Set exercise —
Gather up the lines that contain "SETS".

* start Record excerpts *

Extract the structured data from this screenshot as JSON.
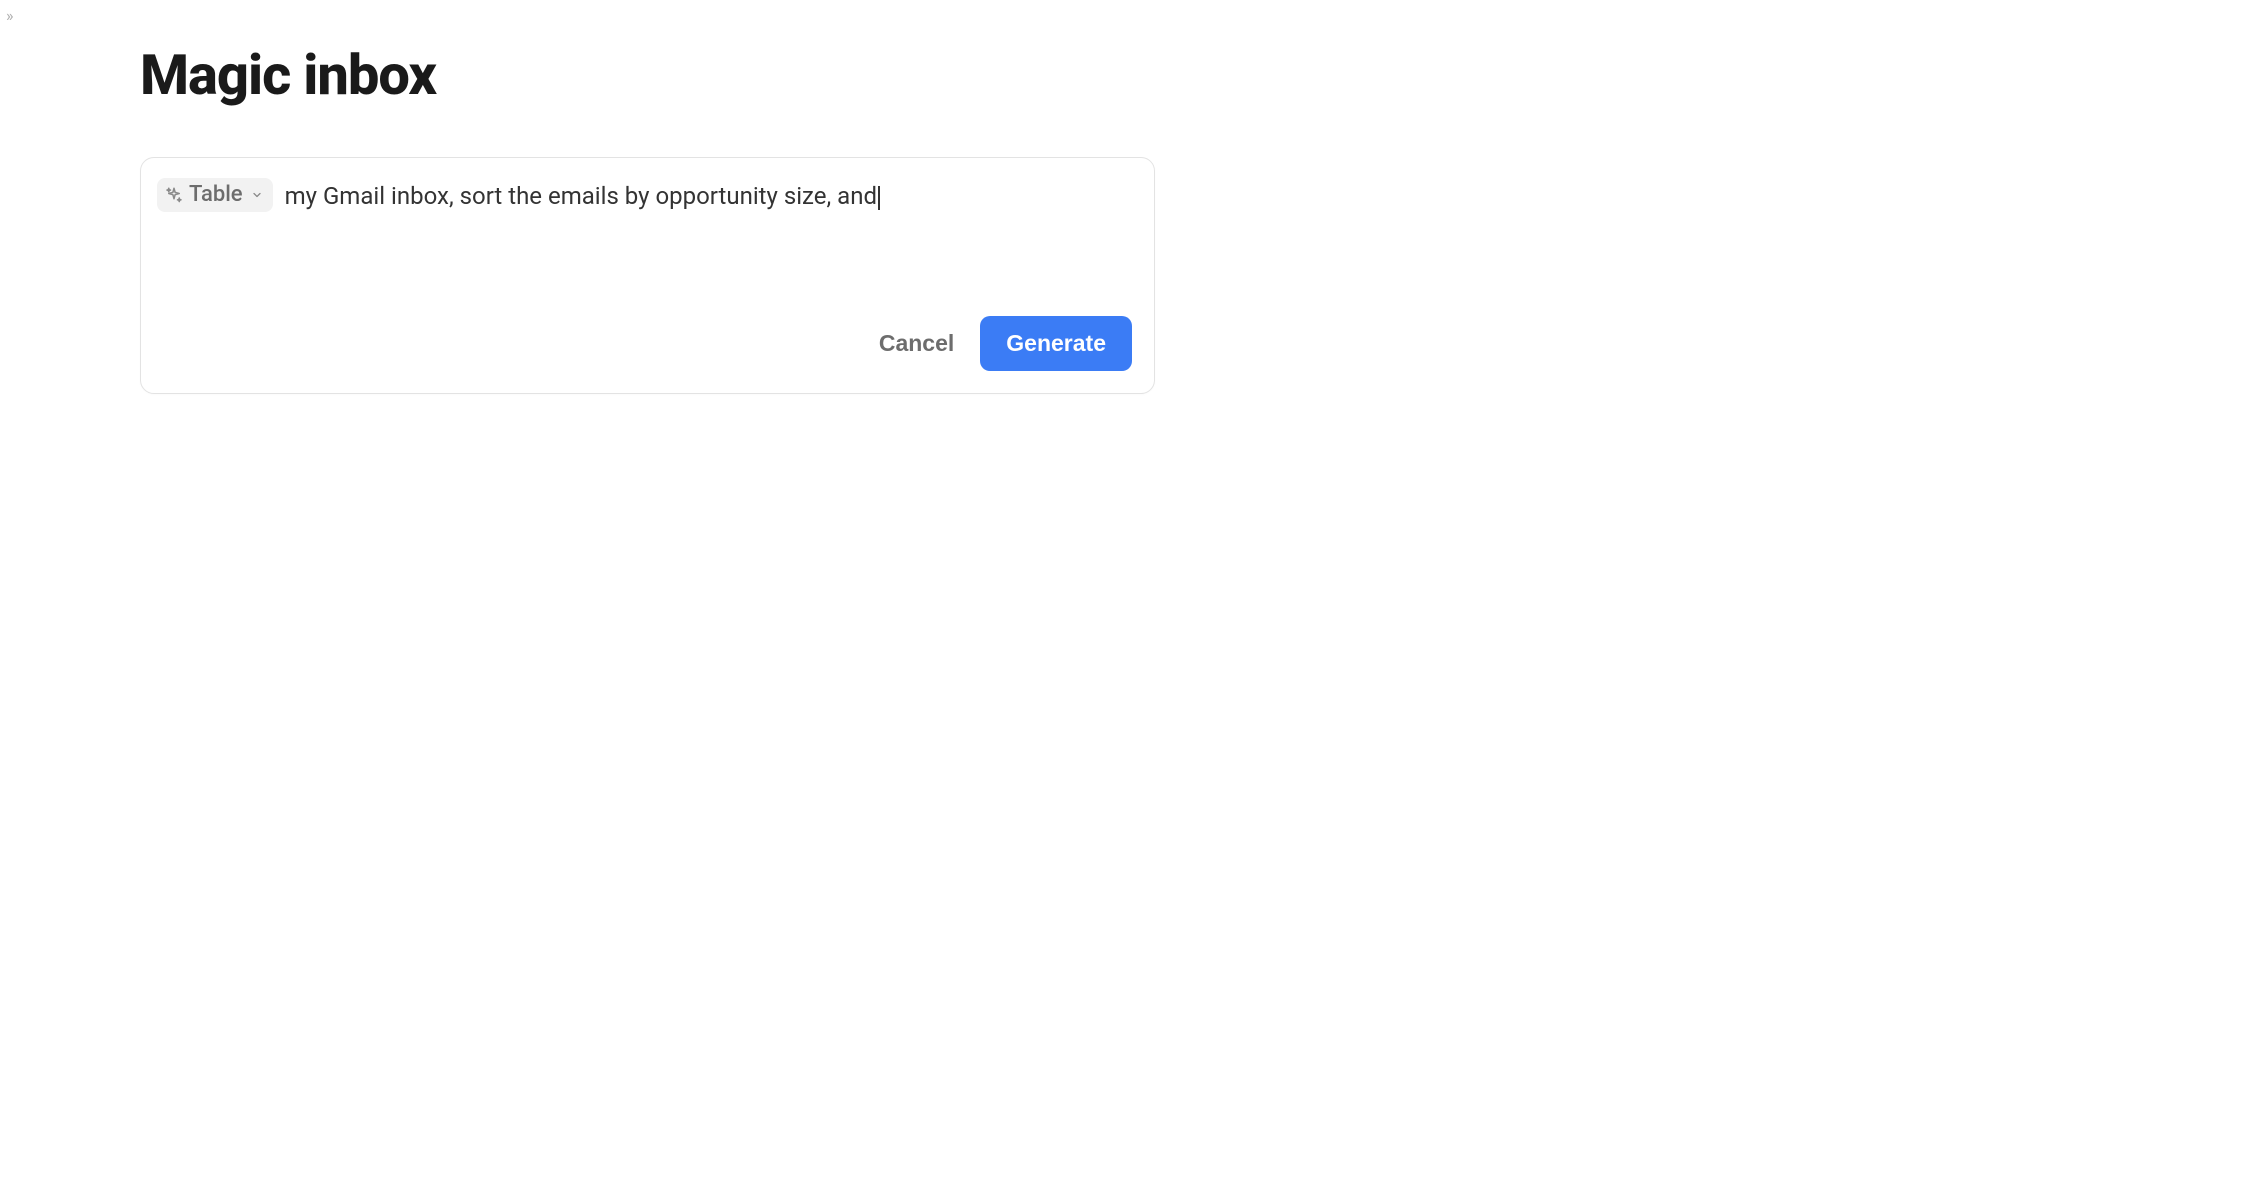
{
  "header": {
    "title": "Magic inbox"
  },
  "prompt": {
    "mode_chip_label": "Table",
    "input_text": "my Gmail inbox, sort the emails by opportunity size, and"
  },
  "actions": {
    "cancel_label": "Cancel",
    "generate_label": "Generate"
  },
  "collapse_glyph": "»"
}
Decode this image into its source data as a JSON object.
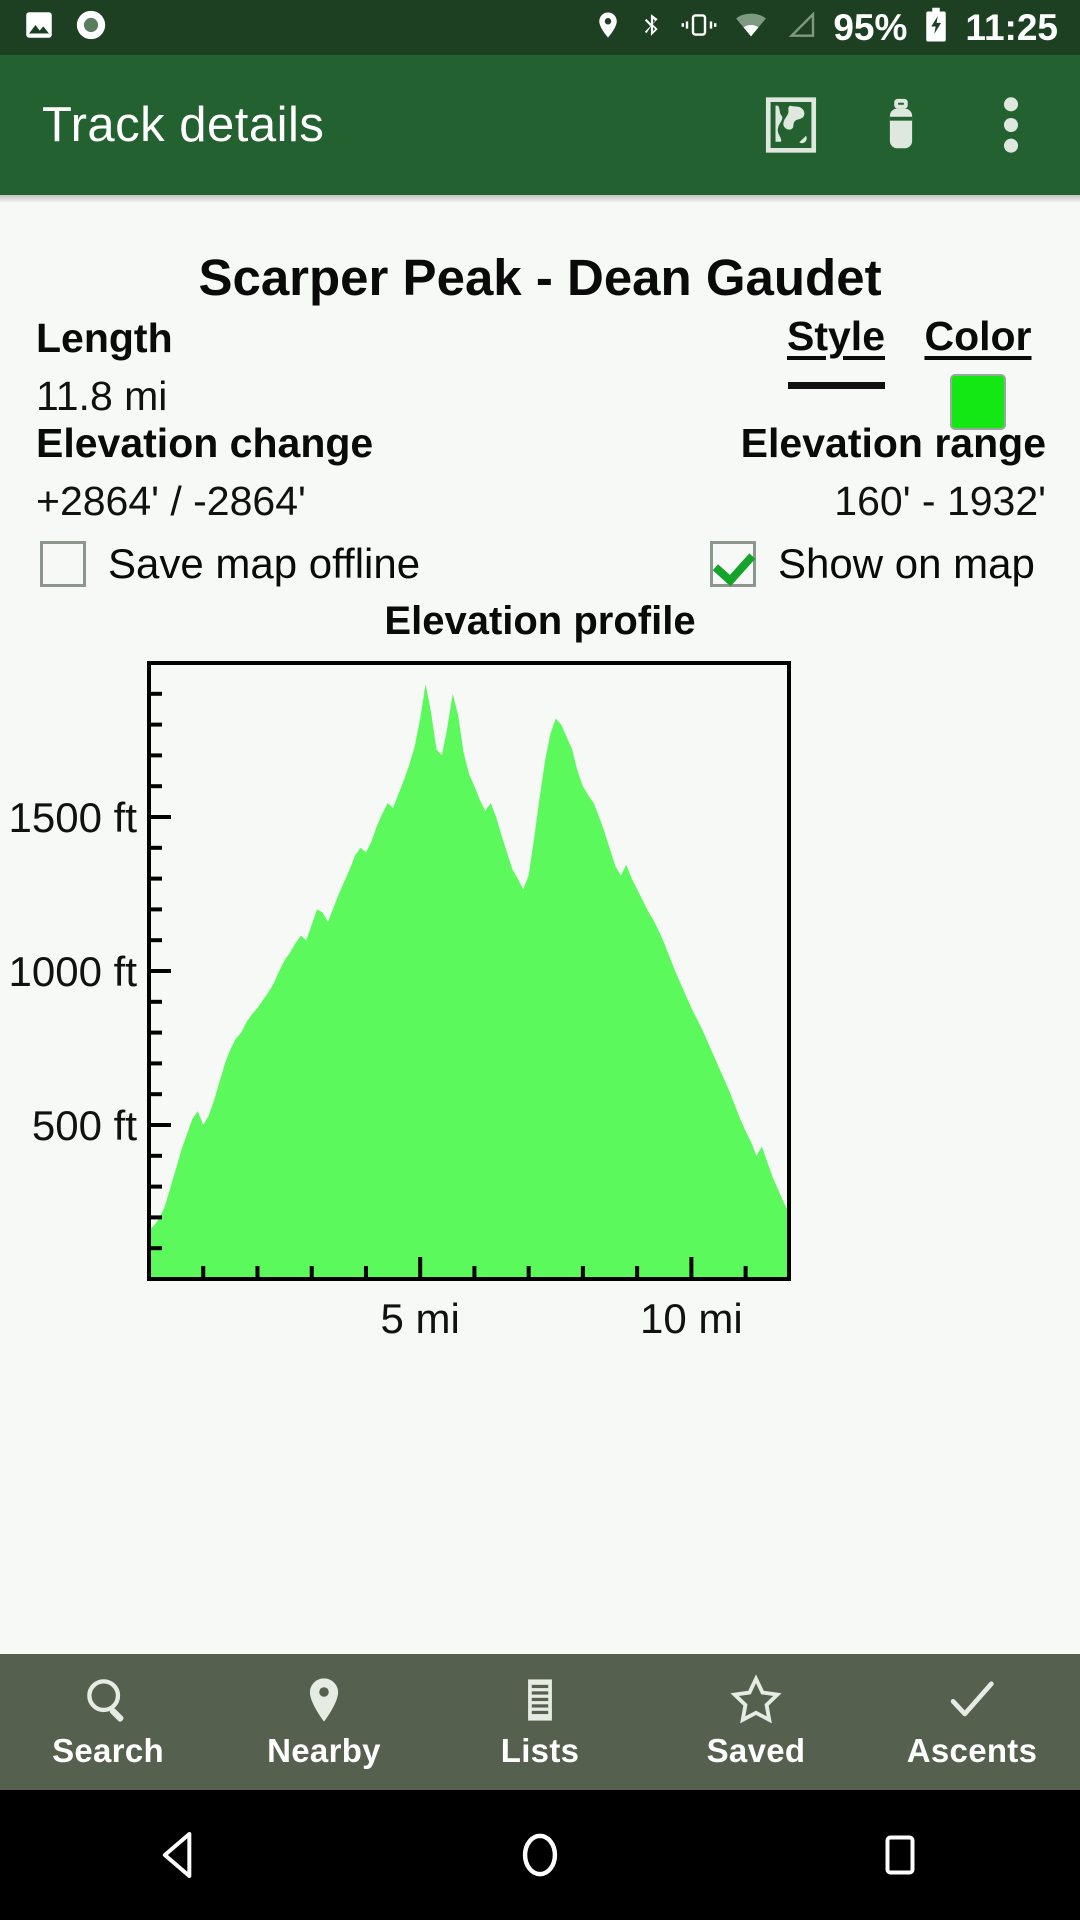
{
  "status_bar": {
    "battery_percent": "95%",
    "time": "11:25",
    "icons": [
      "image-icon",
      "record-icon",
      "location-pin-icon",
      "bluetooth-icon",
      "vibrate-icon",
      "wifi-icon",
      "cell-signal-icon",
      "battery-charging-icon"
    ]
  },
  "app_bar": {
    "title": "Track details",
    "actions": [
      "map-icon",
      "trash-icon",
      "overflow-menu-icon"
    ]
  },
  "track": {
    "title": "Scarper Peak - Dean Gaudet",
    "length_label": "Length",
    "length_value": "11.8 mi",
    "style_label": "Style",
    "color_label": "Color",
    "color_value": "#14e814",
    "elevation_change_label": "Elevation change",
    "elevation_change_value": "+2864' / -2864'",
    "elevation_range_label": "Elevation range",
    "elevation_range_value": "160' - 1932'"
  },
  "checkboxes": [
    {
      "label": "Save map offline",
      "checked": false
    },
    {
      "label": "Show on map",
      "checked": true
    }
  ],
  "chart_data": {
    "type": "area",
    "title": "Elevation profile",
    "xlabel": "",
    "ylabel": "",
    "xlim": [
      0,
      11.8
    ],
    "ylim": [
      0,
      2000
    ],
    "x_tick_labels": [
      "5 mi",
      "10 mi"
    ],
    "x_tick_values": [
      5,
      10
    ],
    "x_minor_step": 1,
    "y_tick_labels": [
      "500 ft",
      "1000 ft",
      "1500 ft"
    ],
    "y_tick_values": [
      500,
      1000,
      1500
    ],
    "y_minor_step": 100,
    "grid": false,
    "legend": null,
    "fill_color": "#5cf95c",
    "x_units": "mi",
    "y_units": "ft",
    "series": [
      {
        "name": "Elevation",
        "x": [
          0.0,
          0.1,
          0.2,
          0.3,
          0.4,
          0.5,
          0.6,
          0.7,
          0.8,
          0.9,
          1.0,
          1.1,
          1.2,
          1.3,
          1.4,
          1.5,
          1.6,
          1.7,
          1.8,
          1.9,
          2.0,
          2.1,
          2.2,
          2.3,
          2.4,
          2.5,
          2.6,
          2.7,
          2.8,
          2.9,
          3.0,
          3.1,
          3.2,
          3.3,
          3.4,
          3.5,
          3.6,
          3.7,
          3.8,
          3.9,
          4.0,
          4.1,
          4.2,
          4.3,
          4.4,
          4.5,
          4.6,
          4.7,
          4.8,
          4.9,
          5.0,
          5.1,
          5.2,
          5.3,
          5.4,
          5.5,
          5.6,
          5.7,
          5.8,
          5.9,
          6.0,
          6.1,
          6.2,
          6.3,
          6.4,
          6.5,
          6.6,
          6.7,
          6.8,
          6.9,
          7.0,
          7.1,
          7.2,
          7.3,
          7.4,
          7.5,
          7.6,
          7.7,
          7.8,
          7.9,
          8.0,
          8.1,
          8.2,
          8.3,
          8.4,
          8.5,
          8.6,
          8.7,
          8.8,
          8.9,
          9.0,
          9.1,
          9.2,
          9.3,
          9.4,
          9.5,
          9.6,
          9.7,
          9.8,
          9.9,
          10.0,
          10.1,
          10.2,
          10.3,
          10.4,
          10.5,
          10.6,
          10.7,
          10.8,
          10.9,
          11.0,
          11.1,
          11.2,
          11.3,
          11.4,
          11.5,
          11.6,
          11.7,
          11.8
        ],
        "y": [
          160,
          175,
          200,
          240,
          300,
          360,
          420,
          470,
          520,
          545,
          500,
          530,
          580,
          640,
          700,
          745,
          780,
          800,
          835,
          860,
          880,
          905,
          930,
          960,
          1000,
          1035,
          1060,
          1090,
          1115,
          1100,
          1150,
          1200,
          1190,
          1160,
          1205,
          1250,
          1290,
          1330,
          1375,
          1400,
          1385,
          1420,
          1470,
          1510,
          1545,
          1530,
          1575,
          1620,
          1670,
          1730,
          1820,
          1932,
          1840,
          1720,
          1700,
          1790,
          1900,
          1830,
          1710,
          1640,
          1600,
          1555,
          1520,
          1545,
          1500,
          1440,
          1385,
          1330,
          1300,
          1265,
          1310,
          1430,
          1560,
          1680,
          1770,
          1820,
          1800,
          1760,
          1720,
          1650,
          1600,
          1570,
          1545,
          1500,
          1450,
          1395,
          1340,
          1310,
          1345,
          1300,
          1265,
          1230,
          1195,
          1165,
          1130,
          1090,
          1045,
          1000,
          960,
          920,
          880,
          845,
          810,
          770,
          730,
          690,
          650,
          610,
          565,
          520,
          480,
          445,
          400,
          430,
          380,
          330,
          290,
          250,
          215
        ]
      }
    ]
  },
  "bottom_nav": [
    {
      "label": "Search",
      "icon": "search-icon"
    },
    {
      "label": "Nearby",
      "icon": "map-pin-icon"
    },
    {
      "label": "Lists",
      "icon": "list-icon"
    },
    {
      "label": "Saved",
      "icon": "star-icon"
    },
    {
      "label": "Ascents",
      "icon": "check-icon"
    }
  ],
  "android_nav": [
    {
      "name": "back-button",
      "icon": "triangle-back-icon"
    },
    {
      "name": "home-button",
      "icon": "circle-home-icon"
    },
    {
      "name": "recents-button",
      "icon": "square-recents-icon"
    }
  ]
}
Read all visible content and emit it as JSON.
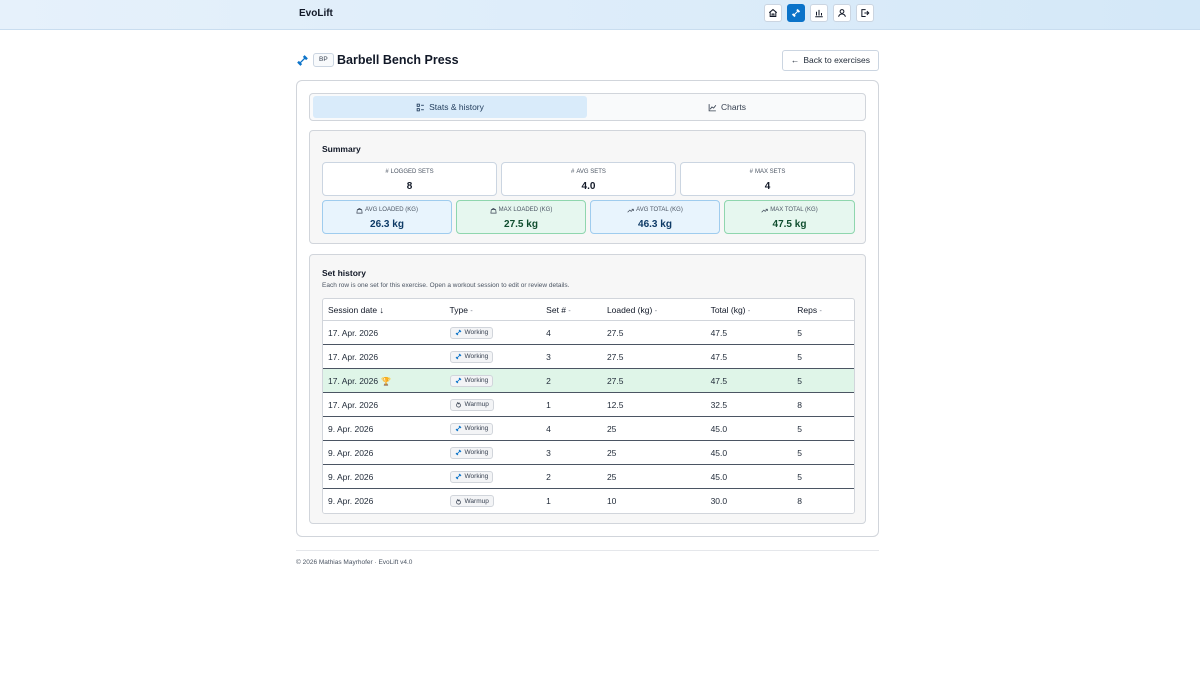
{
  "app": {
    "name": "EvoLift"
  },
  "nav": [
    {
      "name": "home-icon"
    },
    {
      "name": "dumbbell-icon",
      "active": true
    },
    {
      "name": "bar-chart-icon"
    },
    {
      "name": "user-icon"
    },
    {
      "name": "logout-icon"
    }
  ],
  "exercise": {
    "abbr": "BP",
    "title": "Barbell Bench Press"
  },
  "back_button": {
    "label": "Back to exercises"
  },
  "tabs": [
    {
      "label": "Stats & history",
      "active": true
    },
    {
      "label": "Charts"
    }
  ],
  "summary": {
    "title": "Summary",
    "stats": [
      {
        "label": "LOGGED SETS",
        "value": "8"
      },
      {
        "label": "AVG SETS",
        "value": "4.0"
      },
      {
        "label": "MAX SETS",
        "value": "4"
      },
      {
        "label": "AVG LOADED (KG)",
        "value": "26.3 kg"
      },
      {
        "label": "MAX LOADED (KG)",
        "value": "27.5 kg"
      },
      {
        "label": "AVG TOTAL (KG)",
        "value": "46.3 kg"
      },
      {
        "label": "MAX TOTAL (KG)",
        "value": "47.5 kg"
      }
    ]
  },
  "history": {
    "title": "Set history",
    "subtitle": "Each row is one set for this exercise. Open a workout session to edit or review details.",
    "columns": [
      "Session date",
      "Type",
      "Set #",
      "Loaded (kg)",
      "Total (kg)",
      "Reps"
    ],
    "sort_desc": "↓",
    "sort_none": "-",
    "rows": [
      {
        "date": "17. Apr. 2026",
        "type": "Working",
        "set": "4",
        "loaded": "27.5",
        "total": "47.5",
        "reps": "5"
      },
      {
        "date": "17. Apr. 2026",
        "type": "Working",
        "set": "3",
        "loaded": "27.5",
        "total": "47.5",
        "reps": "5"
      },
      {
        "date": "17. Apr. 2026",
        "type": "Working",
        "set": "2",
        "loaded": "27.5",
        "total": "47.5",
        "reps": "5",
        "highlight": true
      },
      {
        "date": "17. Apr. 2026",
        "type": "Warmup",
        "set": "1",
        "loaded": "12.5",
        "total": "32.5",
        "reps": "8"
      },
      {
        "date": "9. Apr. 2026",
        "type": "Working",
        "set": "4",
        "loaded": "25",
        "total": "45.0",
        "reps": "5"
      },
      {
        "date": "9. Apr. 2026",
        "type": "Working",
        "set": "3",
        "loaded": "25",
        "total": "45.0",
        "reps": "5"
      },
      {
        "date": "9. Apr. 2026",
        "type": "Working",
        "set": "2",
        "loaded": "25",
        "total": "45.0",
        "reps": "5"
      },
      {
        "date": "9. Apr. 2026",
        "type": "Warmup",
        "set": "1",
        "loaded": "10",
        "total": "30.0",
        "reps": "8"
      }
    ]
  },
  "footer": {
    "text": "© 2026 Mathias Mayrhofer · EvoLift v4.0"
  },
  "colors": {
    "accent": "#0b73c9",
    "highlight_row": "#dff5e8",
    "blue_card": "#e8f4fd",
    "green_card": "#e6f7ef"
  }
}
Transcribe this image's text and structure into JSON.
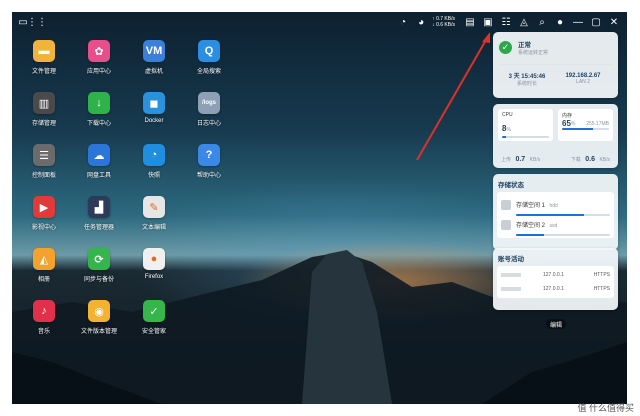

* end Record excerpts *

Correct response —
        "label": "LOGGED SETS",
        "label": "AVG SETS",
        "label": "MAX SETS",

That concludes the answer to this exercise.